§ **CHALLENGE**
Reproduce all the lines in the records below, changing every occurrence of "legend-item" to "legend-entry" and leaving everything else unchanged.

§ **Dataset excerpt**
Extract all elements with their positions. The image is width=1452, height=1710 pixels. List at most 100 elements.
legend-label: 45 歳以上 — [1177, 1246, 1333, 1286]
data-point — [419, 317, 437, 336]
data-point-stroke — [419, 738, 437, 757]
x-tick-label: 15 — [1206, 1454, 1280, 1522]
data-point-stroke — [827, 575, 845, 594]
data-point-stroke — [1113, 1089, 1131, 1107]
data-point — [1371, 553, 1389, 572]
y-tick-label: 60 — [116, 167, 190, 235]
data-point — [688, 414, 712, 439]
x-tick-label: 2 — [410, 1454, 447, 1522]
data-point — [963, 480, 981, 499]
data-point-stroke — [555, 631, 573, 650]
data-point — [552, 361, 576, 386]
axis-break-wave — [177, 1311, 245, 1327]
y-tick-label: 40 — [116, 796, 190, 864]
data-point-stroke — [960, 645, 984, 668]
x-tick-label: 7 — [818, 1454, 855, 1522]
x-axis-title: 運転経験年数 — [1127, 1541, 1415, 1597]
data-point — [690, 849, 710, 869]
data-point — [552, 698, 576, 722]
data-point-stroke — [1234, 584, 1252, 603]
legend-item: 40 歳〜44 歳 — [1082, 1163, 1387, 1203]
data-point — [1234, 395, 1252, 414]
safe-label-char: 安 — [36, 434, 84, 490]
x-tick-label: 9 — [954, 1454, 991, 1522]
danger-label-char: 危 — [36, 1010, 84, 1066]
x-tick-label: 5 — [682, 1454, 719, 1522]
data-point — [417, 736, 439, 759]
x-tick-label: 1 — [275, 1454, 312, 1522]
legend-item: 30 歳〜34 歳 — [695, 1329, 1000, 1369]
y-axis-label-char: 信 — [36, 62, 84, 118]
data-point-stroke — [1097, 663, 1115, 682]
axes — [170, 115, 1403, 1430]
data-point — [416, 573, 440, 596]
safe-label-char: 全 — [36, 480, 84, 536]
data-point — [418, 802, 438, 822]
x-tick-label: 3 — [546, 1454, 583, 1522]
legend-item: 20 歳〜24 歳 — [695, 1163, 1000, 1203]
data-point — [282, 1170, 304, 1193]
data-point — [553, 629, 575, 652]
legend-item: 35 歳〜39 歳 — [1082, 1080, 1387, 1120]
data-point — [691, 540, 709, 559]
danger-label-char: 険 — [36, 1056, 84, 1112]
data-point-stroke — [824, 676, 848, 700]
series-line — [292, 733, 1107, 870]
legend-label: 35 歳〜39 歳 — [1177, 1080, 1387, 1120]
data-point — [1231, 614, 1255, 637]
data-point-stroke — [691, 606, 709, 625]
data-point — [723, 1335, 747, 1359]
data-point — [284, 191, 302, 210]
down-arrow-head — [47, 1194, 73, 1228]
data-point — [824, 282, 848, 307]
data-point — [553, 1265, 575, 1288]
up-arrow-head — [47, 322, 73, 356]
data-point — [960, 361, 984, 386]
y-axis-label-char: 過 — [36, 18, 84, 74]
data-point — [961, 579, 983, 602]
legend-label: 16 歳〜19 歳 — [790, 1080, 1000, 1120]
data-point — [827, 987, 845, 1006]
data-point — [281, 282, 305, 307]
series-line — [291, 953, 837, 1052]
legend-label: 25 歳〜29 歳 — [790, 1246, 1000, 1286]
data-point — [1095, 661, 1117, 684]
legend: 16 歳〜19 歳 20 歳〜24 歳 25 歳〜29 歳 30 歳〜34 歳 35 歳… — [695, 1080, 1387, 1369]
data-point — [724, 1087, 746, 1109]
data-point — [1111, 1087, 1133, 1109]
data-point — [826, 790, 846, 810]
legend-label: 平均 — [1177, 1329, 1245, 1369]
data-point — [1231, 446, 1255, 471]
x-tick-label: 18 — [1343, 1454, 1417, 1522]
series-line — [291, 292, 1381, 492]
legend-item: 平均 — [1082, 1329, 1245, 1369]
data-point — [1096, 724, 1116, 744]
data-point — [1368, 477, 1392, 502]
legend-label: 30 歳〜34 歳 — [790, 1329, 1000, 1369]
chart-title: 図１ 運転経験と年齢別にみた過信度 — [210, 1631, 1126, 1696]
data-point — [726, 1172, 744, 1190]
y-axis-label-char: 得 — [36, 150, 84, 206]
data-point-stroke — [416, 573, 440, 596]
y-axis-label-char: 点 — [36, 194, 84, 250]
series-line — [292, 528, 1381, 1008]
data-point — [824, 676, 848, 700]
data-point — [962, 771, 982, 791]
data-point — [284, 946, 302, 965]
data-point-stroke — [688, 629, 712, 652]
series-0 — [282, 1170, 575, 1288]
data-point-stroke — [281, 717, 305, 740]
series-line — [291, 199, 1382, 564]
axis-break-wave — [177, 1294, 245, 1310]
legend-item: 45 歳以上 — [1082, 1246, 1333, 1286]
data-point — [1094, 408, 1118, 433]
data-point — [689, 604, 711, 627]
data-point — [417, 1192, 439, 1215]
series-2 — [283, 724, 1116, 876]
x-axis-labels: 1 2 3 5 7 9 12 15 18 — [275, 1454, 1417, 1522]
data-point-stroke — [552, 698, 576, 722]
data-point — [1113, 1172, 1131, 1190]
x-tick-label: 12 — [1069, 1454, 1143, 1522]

§ **RESULT OF THE EXERCISE**
Extract all elements with their positions. The image is width=1452, height=1710 pixels. List at most 100 elements.
legend-label: 45 歳以上 — [1177, 1246, 1333, 1286]
data-point — [419, 317, 437, 336]
data-point-stroke — [419, 738, 437, 757]
x-tick-label: 15 — [1206, 1454, 1280, 1522]
data-point-stroke — [827, 575, 845, 594]
data-point-stroke — [1113, 1089, 1131, 1107]
data-point — [1371, 553, 1389, 572]
y-tick-label: 60 — [116, 167, 190, 235]
data-point — [688, 414, 712, 439]
x-tick-label: 2 — [410, 1454, 447, 1522]
data-point — [963, 480, 981, 499]
data-point-stroke — [555, 631, 573, 650]
data-point — [552, 361, 576, 386]
axis-break-wave — [177, 1311, 245, 1327]
y-tick-label: 40 — [116, 796, 190, 864]
data-point-stroke — [960, 645, 984, 668]
x-tick-label: 7 — [818, 1454, 855, 1522]
x-axis-title: 運転経験年数 — [1127, 1541, 1415, 1597]
data-point — [690, 849, 710, 869]
data-point — [552, 698, 576, 722]
data-point-stroke — [1234, 584, 1252, 603]
legend-entry: 40 歳〜44 歳 — [1082, 1163, 1387, 1203]
data-point — [1234, 395, 1252, 414]
safe-label-char: 安 — [36, 434, 84, 490]
x-tick-label: 9 — [954, 1454, 991, 1522]
danger-label-char: 危 — [36, 1010, 84, 1066]
x-tick-label: 5 — [682, 1454, 719, 1522]
data-point — [417, 736, 439, 759]
x-tick-label: 1 — [275, 1454, 312, 1522]
legend-entry: 30 歳〜34 歳 — [695, 1329, 1000, 1369]
y-axis-label-char: 信 — [36, 62, 84, 118]
data-point-stroke — [1097, 663, 1115, 682]
axes — [170, 115, 1403, 1430]
data-point — [416, 573, 440, 596]
safe-label-char: 全 — [36, 480, 84, 536]
data-point — [418, 802, 438, 822]
x-tick-label: 3 — [546, 1454, 583, 1522]
legend-entry: 20 歳〜24 歳 — [695, 1163, 1000, 1203]
data-point — [282, 1170, 304, 1193]
data-point — [553, 629, 575, 652]
legend-entry: 35 歳〜39 歳 — [1082, 1080, 1387, 1120]
data-point — [691, 540, 709, 559]
danger-label-char: 険 — [36, 1056, 84, 1112]
data-point-stroke — [824, 676, 848, 700]
series-line — [292, 733, 1107, 870]
legend-label: 35 歳〜39 歳 — [1177, 1080, 1387, 1120]
data-point — [1231, 614, 1255, 637]
data-point-stroke — [691, 606, 709, 625]
data-point — [723, 1335, 747, 1359]
data-point — [284, 191, 302, 210]
down-arrow-head — [47, 1194, 73, 1228]
data-point — [824, 282, 848, 307]
data-point — [553, 1265, 575, 1288]
up-arrow-head — [47, 322, 73, 356]
data-point — [960, 361, 984, 386]
y-axis-label-char: 過 — [36, 18, 84, 74]
data-point — [961, 579, 983, 602]
legend-label: 16 歳〜19 歳 — [790, 1080, 1000, 1120]
data-point — [827, 987, 845, 1006]
data-point — [281, 282, 305, 307]
series-line — [291, 953, 837, 1052]
legend-label: 25 歳〜29 歳 — [790, 1246, 1000, 1286]
data-point — [1095, 661, 1117, 684]
legend: 16 歳〜19 歳 20 歳〜24 歳 25 歳〜29 歳 30 歳〜34 歳 35 歳… — [695, 1080, 1387, 1369]
data-point — [724, 1087, 746, 1109]
data-point — [1111, 1087, 1133, 1109]
data-point — [826, 790, 846, 810]
legend-label: 平均 — [1177, 1329, 1245, 1369]
data-point — [1231, 446, 1255, 471]
x-tick-label: 18 — [1343, 1454, 1417, 1522]
series-line — [291, 292, 1381, 492]
legend-entry: 平均 — [1082, 1329, 1245, 1369]
data-point — [1096, 724, 1116, 744]
data-point — [1368, 477, 1392, 502]
legend-label: 30 歳〜34 歳 — [790, 1329, 1000, 1369]
chart-title: 図１ 運転経験と年齢別にみた過信度 — [210, 1631, 1126, 1696]
data-point — [726, 1172, 744, 1190]
y-axis-label-char: 得 — [36, 150, 84, 206]
data-point-stroke — [416, 573, 440, 596]
y-axis-label-char: 点 — [36, 194, 84, 250]
series-line — [292, 528, 1381, 1008]
data-point — [824, 676, 848, 700]
data-point — [962, 771, 982, 791]
data-point — [284, 946, 302, 965]
data-point-stroke — [688, 629, 712, 652]
series-0 — [282, 1170, 575, 1288]
data-point-stroke — [281, 717, 305, 740]
series-line — [291, 199, 1382, 564]
axis-break-wave — [177, 1294, 245, 1310]
legend-entry: 45 歳以上 — [1082, 1246, 1333, 1286]
data-point — [1094, 408, 1118, 433]
data-point — [689, 604, 711, 627]
data-point — [417, 1192, 439, 1215]
series-2 — [283, 724, 1116, 876]
x-axis-labels: 1 2 3 5 7 9 12 15 18 — [275, 1454, 1417, 1522]
data-point-stroke — [552, 698, 576, 722]
data-point — [1113, 1172, 1131, 1190]
x-tick-label: 12 — [1069, 1454, 1143, 1522]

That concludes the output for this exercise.